> **Exercise**
Make an exact copy of the entries below with the pictures removed.

> **Records**

** Start **

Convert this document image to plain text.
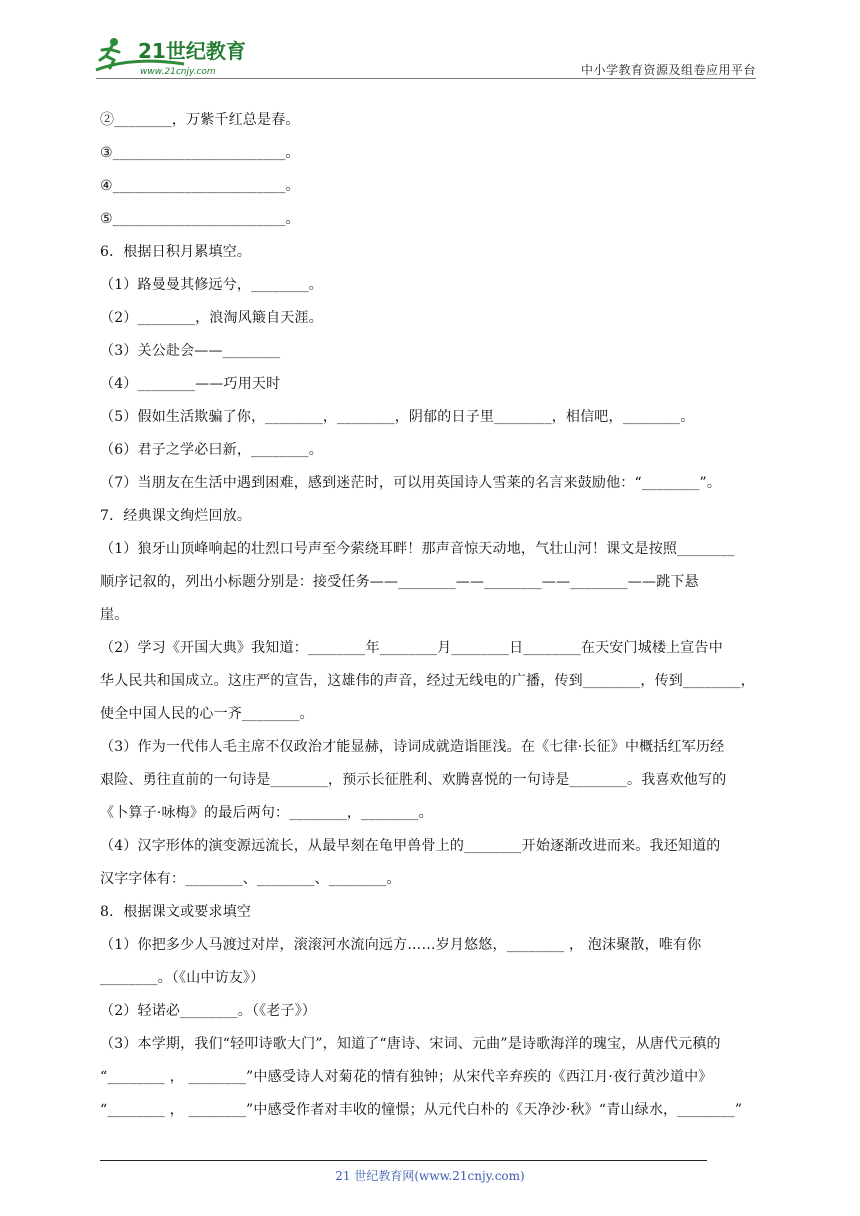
21世纪教育
www.21cnjy.com	中小学教育资源及组卷应用平台
②________，万紫千红总是春。
③________________________。
④________________________。
⑤________________________。
6．根据日积月累填空。
（1）路曼曼其修远兮，________。
（2）________，浪淘风簸自天涯。
（3）关公赴会——________
（4）________——巧用天时
（5）假如生活欺骗了你，________，________，阴郁的日子里________，相信吧，________。
（6）君子之学必曰新，________。
（7）当朋友在生活中遇到困难，感到迷茫时，可以用英国诗人雪莱的名言来鼓励他：“________”。
7．经典课文绚烂回放。
（1）狼牙山顶峰响起的壮烈口号声至今萦绕耳畔！那声音惊天动地，气壮山河！课文是按照________
顺序记叙的，列出小标题分别是：接受任务——________——________——________——跳下悬
崖。
（2）学习《开国大典》我知道：________年________月________日________在天安门城楼上宣告中
华人民共和国成立。这庄严的宣告，这雄伟的声音，经过无线电的广播，传到________，传到________，
使全中国人民的心一齐________。
（3）作为一代伟人毛主席不仅政治才能显赫，诗词成就造诣匪浅。在《七律·长征》中概括红军历经
艰险、勇往直前的一句诗是________，预示长征胜利、欢腾喜悦的一句诗是________。我喜欢他写的
《卜算子·咏梅》的最后两句：________，________。
（4）汉字形体的演变源远流长，从最早刻在龟甲兽骨上的________开始逐渐改进而来。我还知道的
汉字字体有：________、________、________。
8．根据课文或要求填空
（1）你把多少人马渡过对岸，滚滚河水流向远方……岁月悠悠，________ ， 泡沫聚散，唯有你
________。（《山中访友》）
（2）轻诺必________。（《老子》）
（3）本学期，我们“轻叩诗歌大门”，知道了“唐诗、宋词、元曲”是诗歌海洋的瑰宝，从唐代元稹的
“________ ， ________”中感受诗人对菊花的情有独钟；从宋代辛弃疾的《西江月·夜行黄沙道中》
“________ ， ________”中感受作者对丰收的憧憬；从元代白朴的《天净沙·秋》“青山绿水，________”
21 世纪教育网(www.21cnjy.com)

** End **

> **Exercise response**
Convert this document image to plain text.
21世纪教育
www.21cnjy.com	中小学教育资源及组卷应用平台
②________，万紫千红总是春。
③________________________。
④________________________。
⑤________________________。
6．根据日积月累填空。
（1）路曼曼其修远兮，________。
（2）________，浪淘风簸自天涯。
（3）关公赴会——________
（4）________——巧用天时
（5）假如生活欺骗了你，________，________，阴郁的日子里________，相信吧，________。
（6）君子之学必曰新，________。
（7）当朋友在生活中遇到困难，感到迷茫时，可以用英国诗人雪莱的名言来鼓励他：“________”。
7．经典课文绚烂回放。
（1）狼牙山顶峰响起的壮烈口号声至今萦绕耳畔！那声音惊天动地，气壮山河！课文是按照________
顺序记叙的，列出小标题分别是：接受任务——________——________——________——跳下悬
崖。
（2）学习《开国大典》我知道：________年________月________日________在天安门城楼上宣告中
华人民共和国成立。这庄严的宣告，这雄伟的声音，经过无线电的广播，传到________，传到________，
使全中国人民的心一齐________。
（3）作为一代伟人毛主席不仅政治才能显赫，诗词成就造诣匪浅。在《七律·长征》中概括红军历经
艰险、勇往直前的一句诗是________，预示长征胜利、欢腾喜悦的一句诗是________。我喜欢他写的
《卜算子·咏梅》的最后两句：________，________。
（4）汉字形体的演变源远流长，从最早刻在龟甲兽骨上的________开始逐渐改进而来。我还知道的
汉字字体有：________、________、________。
8．根据课文或要求填空
（1）你把多少人马渡过对岸，滚滚河水流向远方……岁月悠悠，________ ， 泡沫聚散，唯有你
________。（《山中访友》）
（2）轻诺必________。（《老子》）
（3）本学期，我们“轻叩诗歌大门”，知道了“唐诗、宋词、元曲”是诗歌海洋的瑰宝，从唐代元稹的
“________ ， ________”中感受诗人对菊花的情有独钟；从宋代辛弃疾的《西江月·夜行黄沙道中》
“________ ， ________”中感受作者对丰收的憧憬；从元代白朴的《天净沙·秋》“青山绿水，________”
21 世纪教育网(www.21cnjy.com)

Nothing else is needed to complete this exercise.